When copying the listing below, skip every picture and keep each word as it stands.
Start of Block
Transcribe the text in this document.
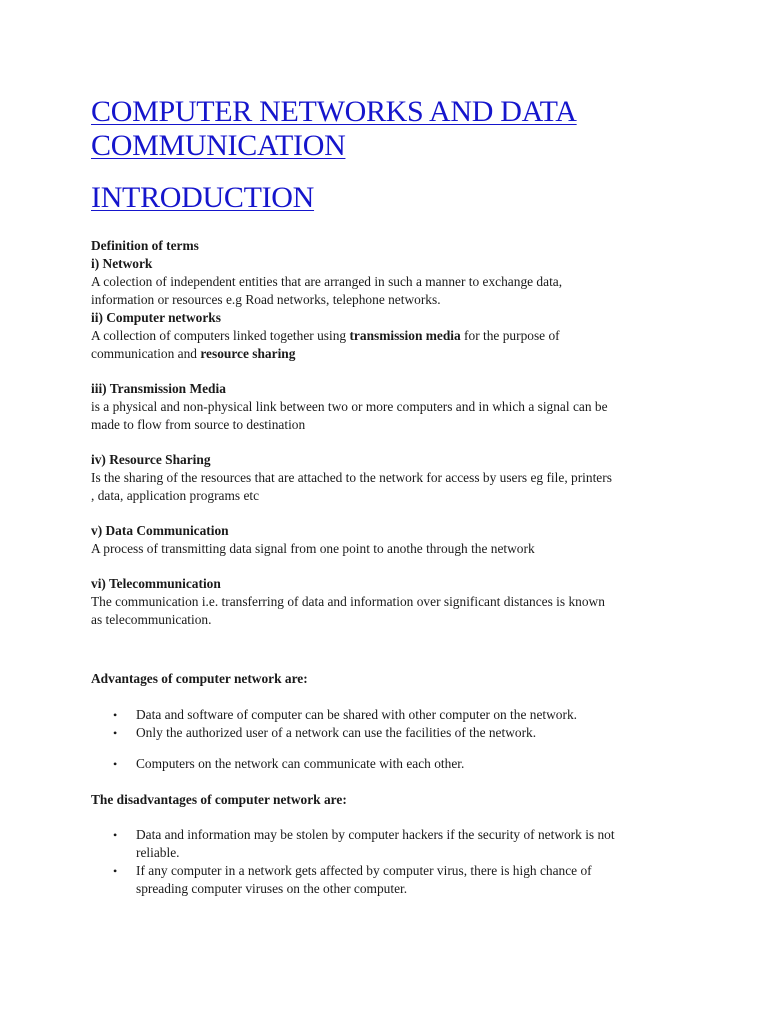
COMPUTER NETWORKS AND DATA
COMMUNICATION
INTRODUCTION
Definition of terms
i) Network
A colection of independent entities that are arranged in such a manner to exchange data,
information or resources e.g Road networks, telephone networks.
ii) Computer networks
A collection of computers linked together using transmission media for the purpose of
communication and resource sharing
iii) Transmission Media
is a physical and non-physical link between two or more computers and in which a signal can be
made to flow from source to destination
iv) Resource Sharing
Is the sharing of the resources that are attached to the network for access by users eg file, printers
, data, application programs etc
v) Data Communication
A process of transmitting data signal from one point to anothe through the network
vi) Telecommunication
The communication i.e. transferring of data and information over significant distances is known
as telecommunication.
Advantages of computer network are:
• Data and software of computer can be shared with other computer on the network.
• Only the authorized user of a network can use the facilities of the network.
• Computers on the network can communicate with each other.
The disadvantages of computer network are:
• Data and information may be stolen by computer hackers if the security of network is not
reliable.
• If any computer in a network gets affected by computer virus, there is high chance of
spreading computer viruses on the other computer.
End of Block
**Output for this task**
Transcribe the text in this document.
COMPUTER NETWORKS AND DATA
COMMUNICATION
INTRODUCTION
Definition of terms
i) Network
A colection of independent entities that are arranged in such a manner to exchange data,
information or resources e.g Road networks, telephone networks.
ii) Computer networks
A collection of computers linked together using transmission media for the purpose of
communication and resource sharing
iii) Transmission Media
is a physical and non-physical link between two or more computers and in which a signal can be
made to flow from source to destination
iv) Resource Sharing
Is the sharing of the resources that are attached to the network for access by users eg file, printers
, data, application programs etc
v) Data Communication
A process of transmitting data signal from one point to anothe through the network
vi) Telecommunication
The communication i.e. transferring of data and information over significant distances is known
as telecommunication.
Advantages of computer network are:
• Data and software of computer can be shared with other computer on the network.
• Only the authorized user of a network can use the facilities of the network.
• Computers on the network can communicate with each other.
The disadvantages of computer network are:
• Data and information may be stolen by computer hackers if the security of network is not
reliable.
• If any computer in a network gets affected by computer virus, there is high chance of
spreading computer viruses on the other computer.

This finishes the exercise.